**Instruction**:
Below are the records; pull every line that includes "including".

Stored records
%%

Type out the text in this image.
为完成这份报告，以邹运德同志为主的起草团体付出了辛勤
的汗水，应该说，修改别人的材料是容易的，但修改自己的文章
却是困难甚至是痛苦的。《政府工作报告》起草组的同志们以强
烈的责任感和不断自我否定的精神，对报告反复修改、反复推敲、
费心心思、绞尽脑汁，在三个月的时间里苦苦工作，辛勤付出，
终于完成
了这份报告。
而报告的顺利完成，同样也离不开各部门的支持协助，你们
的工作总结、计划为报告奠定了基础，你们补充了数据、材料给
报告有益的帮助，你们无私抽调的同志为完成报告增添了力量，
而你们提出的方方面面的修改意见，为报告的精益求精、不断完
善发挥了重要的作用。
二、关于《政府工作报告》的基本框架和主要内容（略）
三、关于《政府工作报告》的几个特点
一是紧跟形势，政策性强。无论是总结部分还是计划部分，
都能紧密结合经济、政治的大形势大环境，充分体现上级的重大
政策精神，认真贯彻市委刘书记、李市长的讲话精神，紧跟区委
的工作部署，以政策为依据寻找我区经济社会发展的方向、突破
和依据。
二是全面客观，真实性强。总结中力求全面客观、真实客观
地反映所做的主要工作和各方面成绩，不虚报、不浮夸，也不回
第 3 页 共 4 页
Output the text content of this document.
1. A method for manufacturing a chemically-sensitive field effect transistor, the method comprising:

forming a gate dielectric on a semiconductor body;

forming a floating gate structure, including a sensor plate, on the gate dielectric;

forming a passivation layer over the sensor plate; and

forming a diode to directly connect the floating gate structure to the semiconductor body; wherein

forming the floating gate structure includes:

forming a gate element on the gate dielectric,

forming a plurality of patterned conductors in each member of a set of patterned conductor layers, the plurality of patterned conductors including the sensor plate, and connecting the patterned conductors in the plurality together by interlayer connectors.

%%

**Complete answer**:
forming a floating gate structure, including a sensor plate, on the gate dielectric;
forming a plurality of patterned conductors in each member of a set of patterned conductor layers, the plurality of patterned conductors including the sensor plate, and connecting the patterned conductors in the plurality together by interlayer connectors.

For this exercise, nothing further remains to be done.